Stored records
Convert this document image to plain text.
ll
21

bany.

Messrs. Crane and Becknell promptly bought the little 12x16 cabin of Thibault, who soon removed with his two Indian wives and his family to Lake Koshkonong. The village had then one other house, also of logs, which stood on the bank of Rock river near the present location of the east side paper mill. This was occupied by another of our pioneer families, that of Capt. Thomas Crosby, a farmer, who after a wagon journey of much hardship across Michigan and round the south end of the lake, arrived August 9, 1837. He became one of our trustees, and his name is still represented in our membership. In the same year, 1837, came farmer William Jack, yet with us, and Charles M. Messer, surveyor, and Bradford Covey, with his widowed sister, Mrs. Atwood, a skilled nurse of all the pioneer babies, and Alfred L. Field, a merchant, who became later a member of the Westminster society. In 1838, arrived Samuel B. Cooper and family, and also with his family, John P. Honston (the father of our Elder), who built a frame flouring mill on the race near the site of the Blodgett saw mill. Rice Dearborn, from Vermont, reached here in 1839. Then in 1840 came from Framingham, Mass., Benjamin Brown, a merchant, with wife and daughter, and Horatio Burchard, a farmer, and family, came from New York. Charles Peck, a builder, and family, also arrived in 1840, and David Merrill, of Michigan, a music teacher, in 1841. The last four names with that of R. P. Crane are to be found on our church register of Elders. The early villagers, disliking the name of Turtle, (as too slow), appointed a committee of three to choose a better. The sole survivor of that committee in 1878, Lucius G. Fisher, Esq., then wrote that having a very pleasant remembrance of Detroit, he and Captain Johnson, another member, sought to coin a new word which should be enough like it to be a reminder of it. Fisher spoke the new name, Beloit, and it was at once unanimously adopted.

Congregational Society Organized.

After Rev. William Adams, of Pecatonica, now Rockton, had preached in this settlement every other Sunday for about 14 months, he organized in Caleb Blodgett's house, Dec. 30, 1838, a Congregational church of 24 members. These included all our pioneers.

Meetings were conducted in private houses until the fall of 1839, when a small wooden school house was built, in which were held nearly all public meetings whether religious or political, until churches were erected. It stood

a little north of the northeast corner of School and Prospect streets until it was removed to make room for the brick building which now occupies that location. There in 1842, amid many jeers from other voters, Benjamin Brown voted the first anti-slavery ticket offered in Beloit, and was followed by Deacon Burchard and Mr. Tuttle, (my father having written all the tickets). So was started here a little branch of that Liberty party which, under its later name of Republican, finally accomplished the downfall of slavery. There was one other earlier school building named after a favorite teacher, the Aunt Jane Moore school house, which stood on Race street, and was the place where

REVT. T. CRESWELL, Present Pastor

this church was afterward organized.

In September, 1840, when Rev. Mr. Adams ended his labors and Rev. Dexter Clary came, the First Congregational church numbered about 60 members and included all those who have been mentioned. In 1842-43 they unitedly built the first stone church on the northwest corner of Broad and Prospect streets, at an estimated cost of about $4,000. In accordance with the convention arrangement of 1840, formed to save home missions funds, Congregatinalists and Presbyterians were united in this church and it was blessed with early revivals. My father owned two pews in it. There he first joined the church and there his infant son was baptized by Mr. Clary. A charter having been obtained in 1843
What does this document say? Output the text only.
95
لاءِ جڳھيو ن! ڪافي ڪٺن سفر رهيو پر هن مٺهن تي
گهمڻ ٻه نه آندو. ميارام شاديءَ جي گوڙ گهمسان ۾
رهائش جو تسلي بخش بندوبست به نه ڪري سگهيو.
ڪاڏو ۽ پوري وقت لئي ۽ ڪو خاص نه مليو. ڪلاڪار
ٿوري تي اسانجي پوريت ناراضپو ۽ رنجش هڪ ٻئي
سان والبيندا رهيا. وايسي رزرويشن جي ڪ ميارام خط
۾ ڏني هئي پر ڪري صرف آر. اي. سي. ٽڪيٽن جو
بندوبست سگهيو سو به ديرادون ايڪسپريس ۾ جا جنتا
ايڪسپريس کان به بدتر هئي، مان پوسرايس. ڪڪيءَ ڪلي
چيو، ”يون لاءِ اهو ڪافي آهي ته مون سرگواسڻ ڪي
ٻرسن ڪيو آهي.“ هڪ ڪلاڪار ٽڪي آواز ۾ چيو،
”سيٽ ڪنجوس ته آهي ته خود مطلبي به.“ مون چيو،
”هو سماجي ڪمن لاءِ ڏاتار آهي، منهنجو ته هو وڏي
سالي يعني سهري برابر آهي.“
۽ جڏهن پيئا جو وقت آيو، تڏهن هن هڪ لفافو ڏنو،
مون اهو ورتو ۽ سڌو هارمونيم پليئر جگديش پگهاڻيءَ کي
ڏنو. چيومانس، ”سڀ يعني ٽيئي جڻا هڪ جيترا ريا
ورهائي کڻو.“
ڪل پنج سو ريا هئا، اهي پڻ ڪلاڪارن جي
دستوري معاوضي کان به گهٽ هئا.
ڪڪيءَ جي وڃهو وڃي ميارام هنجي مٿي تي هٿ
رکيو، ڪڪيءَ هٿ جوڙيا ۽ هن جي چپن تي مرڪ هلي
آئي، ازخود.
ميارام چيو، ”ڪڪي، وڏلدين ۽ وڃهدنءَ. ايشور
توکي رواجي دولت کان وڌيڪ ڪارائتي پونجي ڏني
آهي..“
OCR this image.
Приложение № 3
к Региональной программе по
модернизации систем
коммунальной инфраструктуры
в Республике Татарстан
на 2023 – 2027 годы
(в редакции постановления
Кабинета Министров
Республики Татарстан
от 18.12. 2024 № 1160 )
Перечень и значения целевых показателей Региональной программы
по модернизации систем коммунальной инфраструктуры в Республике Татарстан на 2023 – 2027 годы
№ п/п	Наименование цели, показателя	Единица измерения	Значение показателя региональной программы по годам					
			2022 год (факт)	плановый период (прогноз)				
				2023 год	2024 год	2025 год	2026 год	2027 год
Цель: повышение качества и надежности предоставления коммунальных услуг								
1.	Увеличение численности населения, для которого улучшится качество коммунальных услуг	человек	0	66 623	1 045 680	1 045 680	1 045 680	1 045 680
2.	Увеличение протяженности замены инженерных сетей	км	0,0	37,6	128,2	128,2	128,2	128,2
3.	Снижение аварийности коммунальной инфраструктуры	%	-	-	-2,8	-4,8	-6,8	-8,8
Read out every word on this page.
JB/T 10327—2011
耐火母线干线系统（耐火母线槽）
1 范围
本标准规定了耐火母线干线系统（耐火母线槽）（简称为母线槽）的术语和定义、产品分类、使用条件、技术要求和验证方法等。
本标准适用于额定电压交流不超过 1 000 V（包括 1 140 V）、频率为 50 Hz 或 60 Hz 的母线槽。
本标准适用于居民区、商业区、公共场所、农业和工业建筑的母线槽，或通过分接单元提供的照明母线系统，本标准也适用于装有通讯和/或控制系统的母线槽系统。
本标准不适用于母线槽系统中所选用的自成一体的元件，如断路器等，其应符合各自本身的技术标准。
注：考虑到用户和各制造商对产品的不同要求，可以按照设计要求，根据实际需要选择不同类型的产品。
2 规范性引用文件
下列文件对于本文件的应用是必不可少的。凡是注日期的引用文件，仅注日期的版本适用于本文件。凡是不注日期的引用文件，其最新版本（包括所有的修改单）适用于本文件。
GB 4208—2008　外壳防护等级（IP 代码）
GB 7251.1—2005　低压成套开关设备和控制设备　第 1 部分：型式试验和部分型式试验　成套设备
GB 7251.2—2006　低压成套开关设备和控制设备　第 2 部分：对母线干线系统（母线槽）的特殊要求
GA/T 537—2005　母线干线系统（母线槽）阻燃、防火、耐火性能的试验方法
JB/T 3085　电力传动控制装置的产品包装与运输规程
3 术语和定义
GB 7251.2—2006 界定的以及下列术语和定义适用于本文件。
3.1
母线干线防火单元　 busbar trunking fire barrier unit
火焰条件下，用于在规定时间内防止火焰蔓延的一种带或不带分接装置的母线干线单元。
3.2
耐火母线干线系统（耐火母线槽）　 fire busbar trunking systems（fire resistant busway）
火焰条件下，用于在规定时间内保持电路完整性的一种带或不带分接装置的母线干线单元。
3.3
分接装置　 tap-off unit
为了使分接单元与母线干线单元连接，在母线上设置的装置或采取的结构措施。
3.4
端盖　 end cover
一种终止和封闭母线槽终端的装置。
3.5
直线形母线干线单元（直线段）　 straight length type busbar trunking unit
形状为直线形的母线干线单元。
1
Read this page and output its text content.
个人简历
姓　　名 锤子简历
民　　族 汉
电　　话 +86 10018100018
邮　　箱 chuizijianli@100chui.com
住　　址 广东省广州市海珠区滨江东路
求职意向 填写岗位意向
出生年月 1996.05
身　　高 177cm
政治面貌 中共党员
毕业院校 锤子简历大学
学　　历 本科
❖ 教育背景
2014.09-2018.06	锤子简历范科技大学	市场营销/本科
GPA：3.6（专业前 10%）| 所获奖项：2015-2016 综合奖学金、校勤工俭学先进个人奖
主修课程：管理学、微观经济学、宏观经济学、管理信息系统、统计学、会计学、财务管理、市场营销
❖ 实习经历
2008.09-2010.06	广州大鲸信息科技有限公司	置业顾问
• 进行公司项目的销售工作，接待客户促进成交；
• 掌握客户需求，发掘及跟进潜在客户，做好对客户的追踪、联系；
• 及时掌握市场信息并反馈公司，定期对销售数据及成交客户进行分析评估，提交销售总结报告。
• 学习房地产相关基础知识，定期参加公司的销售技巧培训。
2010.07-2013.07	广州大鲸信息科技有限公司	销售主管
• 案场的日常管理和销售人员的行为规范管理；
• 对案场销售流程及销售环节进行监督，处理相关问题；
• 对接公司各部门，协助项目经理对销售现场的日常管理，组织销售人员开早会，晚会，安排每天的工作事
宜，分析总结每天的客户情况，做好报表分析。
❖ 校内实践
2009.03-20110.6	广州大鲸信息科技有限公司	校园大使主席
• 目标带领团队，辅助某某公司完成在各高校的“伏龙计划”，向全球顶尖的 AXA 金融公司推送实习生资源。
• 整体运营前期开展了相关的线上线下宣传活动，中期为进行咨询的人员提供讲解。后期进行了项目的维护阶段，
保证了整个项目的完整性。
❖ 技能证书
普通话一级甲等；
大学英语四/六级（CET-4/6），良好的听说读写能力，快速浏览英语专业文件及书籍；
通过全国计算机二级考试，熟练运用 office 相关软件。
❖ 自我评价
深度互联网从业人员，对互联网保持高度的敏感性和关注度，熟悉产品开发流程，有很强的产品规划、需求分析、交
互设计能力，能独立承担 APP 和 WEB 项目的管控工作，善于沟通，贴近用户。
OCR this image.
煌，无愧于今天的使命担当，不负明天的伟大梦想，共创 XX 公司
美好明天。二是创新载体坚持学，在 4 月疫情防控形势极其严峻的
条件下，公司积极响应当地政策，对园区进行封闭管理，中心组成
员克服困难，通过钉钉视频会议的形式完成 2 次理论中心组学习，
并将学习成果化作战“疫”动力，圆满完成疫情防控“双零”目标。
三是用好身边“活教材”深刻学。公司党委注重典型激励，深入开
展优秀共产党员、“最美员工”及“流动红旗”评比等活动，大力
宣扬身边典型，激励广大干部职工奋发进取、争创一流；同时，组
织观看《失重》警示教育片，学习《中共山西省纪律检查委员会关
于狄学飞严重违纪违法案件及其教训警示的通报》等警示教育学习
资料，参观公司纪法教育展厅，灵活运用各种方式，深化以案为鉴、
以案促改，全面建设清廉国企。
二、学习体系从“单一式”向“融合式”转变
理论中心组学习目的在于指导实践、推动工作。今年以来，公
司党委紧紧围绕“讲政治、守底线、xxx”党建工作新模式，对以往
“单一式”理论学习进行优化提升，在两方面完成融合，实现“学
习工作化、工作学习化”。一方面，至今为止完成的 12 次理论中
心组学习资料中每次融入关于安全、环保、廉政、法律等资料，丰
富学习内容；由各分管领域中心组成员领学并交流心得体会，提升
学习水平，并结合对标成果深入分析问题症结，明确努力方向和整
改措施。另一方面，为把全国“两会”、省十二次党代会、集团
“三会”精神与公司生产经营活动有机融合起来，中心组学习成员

Given exercise
Identify each line in the entries with the word "火焰条件下" and copy it.

Task result
火焰条件下，用于在规定时间内防止火焰蔓延的一种带或不带分接装置的母线干线单元。
火焰条件下，用于在规定时间内保持电路完整性的一种带或不带分接装置的母线干线单元。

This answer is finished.